OBJECTIVE - Return the entries verbatim and drop every picture.

--- begin INFORMATION SUPPLIED ---

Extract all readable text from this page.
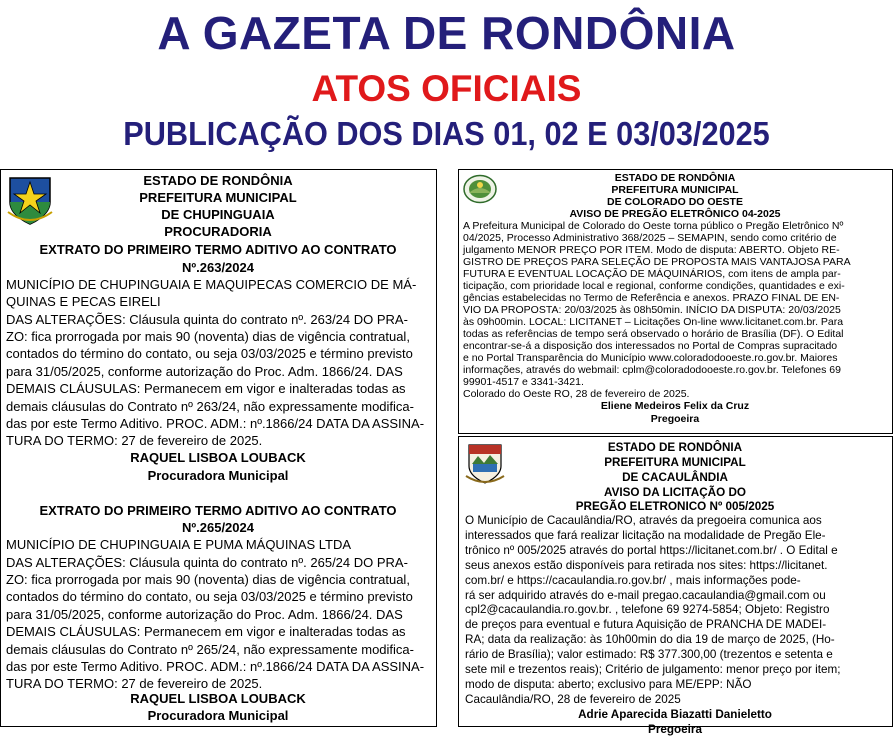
A GAZETA DE RONDÔNIA
ATOS OFICIAIS
PUBLICAÇÃO DOS DIAS 01, 02 E 03/03/2025
ESTADO DE RONDÔNIA
PREFEITURA MUNICIPAL
DE CHUPINGUAIA
PROCURADORIA
EXTRATO DO PRIMEIRO TERMO ADITIVO AO CONTRATO
Nº.263/2024
MUNICÍPIO DE CHUPINGUAIA E MAQUIPECAS COMERCIO DE MÁ-
QUINAS E PECAS EIRELI
DAS ALTERAÇÕES: Cláusula quinta do contrato nº. 263/24 DO PRA-
ZO: fica prorrogada por mais 90 (noventa) dias de vigência contratual,
contados do término do contato, ou seja 03/03/2025 e término previsto
para 31/05/2025, conforme autorização do Proc. Adm. 1866/24. DAS
DEMAIS CLÁUSULAS: Permanecem em vigor e inalteradas todas as
demais cláusulas do Contrato nº 263/24, não expressamente modifica-
das por este Termo Aditivo. PROC. ADM.: nº.1866/24 DATA DA ASSINA-
TURA DO TERMO: 27 de fevereiro de 2025.
RAQUEL LISBOA LOUBACK
Procuradora Municipal
EXTRATO DO PRIMEIRO TERMO ADITIVO AO CONTRATO
Nº.265/2024
MUNICÍPIO DE CHUPINGUAIA E PUMA MÁQUINAS LTDA
DAS ALTERAÇÕES: Cláusula quinta do contrato nº. 265/24 DO PRA-
ZO: fica prorrogada por mais 90 (noventa) dias de vigência contratual,
contados do término do contato, ou seja 03/03/2025 e término previsto
para 31/05/2025, conforme autorização do Proc. Adm. 1866/24. DAS
DEMAIS CLÁUSULAS: Permanecem em vigor e inalteradas todas as
demais cláusulas do Contrato nº 265/24, não expressamente modifica-
das por este Termo Aditivo. PROC. ADM.: nº.1866/24 DATA DA ASSINA-
TURA DO TERMO: 27 de fevereiro de 2025.
RAQUEL LISBOA LOUBACK
Procuradora Municipal
ESTADO DE RONDÔNIA
PREFEITURA MUNICIPAL
DE COLORADO DO OESTE
AVISO DE PREGÃO ELETRÔNICO 04-2025
A Prefeitura Municipal de Colorado do Oeste torna público o Pregão Eletrônico Nº
04/2025, Processo Administrativo 368/2025 – SEMAPIN, sendo como critério de
julgamento MENOR PREÇO POR ITEM. Modo de disputa: ABERTO. Objeto RE-
GISTRO DE PREÇOS PARA SELEÇÃO DE PROPOSTA MAIS VANTAJOSA PARA
FUTURA E EVENTUAL LOCAÇÃO DE MÁQUINÁRIOS, com itens de ampla par-
ticipação, com prioridade local e regional, conforme condições, quantidades e exi-
gências estabelecidas no Termo de Referência e anexos. PRAZO FINAL DE EN-
VIO DA PROPOSTA: 20/03/2025 às 08h50min. INÍCIO DA DISPUTA: 20/03/2025
às 09h00min. LOCAL: LICITANET – Licitações On-line www.licitanet.com.br. Para
todas as referências de tempo será observado o horário de Brasília (DF). O Edital
encontrar-se-á a disposição dos interessados no Portal de Compras supracitado
e no Portal Transparência do Município www.coloradodooeste.ro.gov.br. Maiores
informações, através do webmail: cplm@coloradodooeste.ro.gov.br. Telefones 69
99901-4517 e 3341-3421.
Colorado do Oeste RO, 28 de fevereiro de 2025.
Eliene Medeiros Felix da Cruz
Pregoeira
ESTADO DE RONDÔNIA
PREFEITURA MUNICIPAL
DE CACAULÂNDIA
AVISO DA LICITAÇÃO DO
PREGÃO ELETRONICO Nº 005/2025
O Município de Cacaulândia/RO, através da pregoeira comunica aos
interessados que fará realizar licitação na modalidade de Pregão Ele-
trônico nº 005/2025 através do portal https://licitanet.com.br/ . O Edital e
seus anexos estão disponíveis para retirada nos sites: https://licitanet.
com.br/ e https://cacaulandia.ro.gov.br/ , mais informações pode-
rá ser adquirido através do e-mail pregao.cacaulandia@gmail.com ou
cpl2@cacaulandia.ro.gov.br. , telefone 69 9274-5854; Objeto: Registro
de preços para eventual e futura Aquisição de PRANCHA DE MADEI-
RA; data da realização: às 10h00min do dia 19 de março de 2025, (Ho-
rário de Brasília); valor estimado: R$ 377.300,00 (trezentos e setenta e
sete mil e trezentos reais); Critério de julgamento: menor preço por item;
modo de disputa: aberto; exclusivo para ME/EPP: NÃO
Cacaulândia/RO, 28 de fevereiro de 2025
Adrie Aparecida Biazatti Danieletto
Pregoeira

--- end INFORMATION SUPPLIED ---

EXERCISE RESULT -
Extract all readable text from this page.
A GAZETA DE RONDÔNIA
ATOS OFICIAIS
PUBLICAÇÃO DOS DIAS 01, 02 E 03/03/2025
ESTADO DE RONDÔNIA
PREFEITURA MUNICIPAL
DE CHUPINGUAIA
PROCURADORIA
EXTRATO DO PRIMEIRO TERMO ADITIVO AO CONTRATO
Nº.263/2024
MUNICÍPIO DE CHUPINGUAIA E MAQUIPECAS COMERCIO DE MÁ-
QUINAS E PECAS EIRELI
DAS ALTERAÇÕES: Cláusula quinta do contrato nº. 263/24 DO PRA-
ZO: fica prorrogada por mais 90 (noventa) dias de vigência contratual,
contados do término do contato, ou seja 03/03/2025 e término previsto
para 31/05/2025, conforme autorização do Proc. Adm. 1866/24. DAS
DEMAIS CLÁUSULAS: Permanecem em vigor e inalteradas todas as
demais cláusulas do Contrato nº 263/24, não expressamente modifica-
das por este Termo Aditivo. PROC. ADM.: nº.1866/24 DATA DA ASSINA-
TURA DO TERMO: 27 de fevereiro de 2025.
RAQUEL LISBOA LOUBACK
Procuradora Municipal
EXTRATO DO PRIMEIRO TERMO ADITIVO AO CONTRATO
Nº.265/2024
MUNICÍPIO DE CHUPINGUAIA E PUMA MÁQUINAS LTDA
DAS ALTERAÇÕES: Cláusula quinta do contrato nº. 265/24 DO PRA-
ZO: fica prorrogada por mais 90 (noventa) dias de vigência contratual,
contados do término do contato, ou seja 03/03/2025 e término previsto
para 31/05/2025, conforme autorização do Proc. Adm. 1866/24. DAS
DEMAIS CLÁUSULAS: Permanecem em vigor e inalteradas todas as
demais cláusulas do Contrato nº 265/24, não expressamente modifica-
das por este Termo Aditivo. PROC. ADM.: nº.1866/24 DATA DA ASSINA-
TURA DO TERMO: 27 de fevereiro de 2025.
RAQUEL LISBOA LOUBACK
Procuradora Municipal
ESTADO DE RONDÔNIA
PREFEITURA MUNICIPAL
DE COLORADO DO OESTE
AVISO DE PREGÃO ELETRÔNICO 04-2025
A Prefeitura Municipal de Colorado do Oeste torna público o Pregão Eletrônico Nº
04/2025, Processo Administrativo 368/2025 – SEMAPIN, sendo como critério de
julgamento MENOR PREÇO POR ITEM. Modo de disputa: ABERTO. Objeto RE-
GISTRO DE PREÇOS PARA SELEÇÃO DE PROPOSTA MAIS VANTAJOSA PARA
FUTURA E EVENTUAL LOCAÇÃO DE MÁQUINÁRIOS, com itens de ampla par-
ticipação, com prioridade local e regional, conforme condições, quantidades e exi-
gências estabelecidas no Termo de Referência e anexos. PRAZO FINAL DE EN-
VIO DA PROPOSTA: 20/03/2025 às 08h50min. INÍCIO DA DISPUTA: 20/03/2025
às 09h00min. LOCAL: LICITANET – Licitações On-line www.licitanet.com.br. Para
todas as referências de tempo será observado o horário de Brasília (DF). O Edital
encontrar-se-á a disposição dos interessados no Portal de Compras supracitado
e no Portal Transparência do Município www.coloradodooeste.ro.gov.br. Maiores
informações, através do webmail: cplm@coloradodooeste.ro.gov.br. Telefones 69
99901-4517 e 3341-3421.
Colorado do Oeste RO, 28 de fevereiro de 2025.
Eliene Medeiros Felix da Cruz
Pregoeira
ESTADO DE RONDÔNIA
PREFEITURA MUNICIPAL
DE CACAULÂNDIA
AVISO DA LICITAÇÃO DO
PREGÃO ELETRONICO Nº 005/2025
O Município de Cacaulândia/RO, através da pregoeira comunica aos
interessados que fará realizar licitação na modalidade de Pregão Ele-
trônico nº 005/2025 através do portal https://licitanet.com.br/ . O Edital e
seus anexos estão disponíveis para retirada nos sites: https://licitanet.
com.br/ e https://cacaulandia.ro.gov.br/ , mais informações pode-
rá ser adquirido através do e-mail pregao.cacaulandia@gmail.com ou
cpl2@cacaulandia.ro.gov.br. , telefone 69 9274-5854; Objeto: Registro
de preços para eventual e futura Aquisição de PRANCHA DE MADEI-
RA; data da realização: às 10h00min do dia 19 de março de 2025, (Ho-
rário de Brasília); valor estimado: R$ 377.300,00 (trezentos e setenta e
sete mil e trezentos reais); Critério de julgamento: menor preço por item;
modo de disputa: aberto; exclusivo para ME/EPP: NÃO
Cacaulândia/RO, 28 de fevereiro de 2025
Adrie Aparecida Biazatti Danieletto
Pregoeira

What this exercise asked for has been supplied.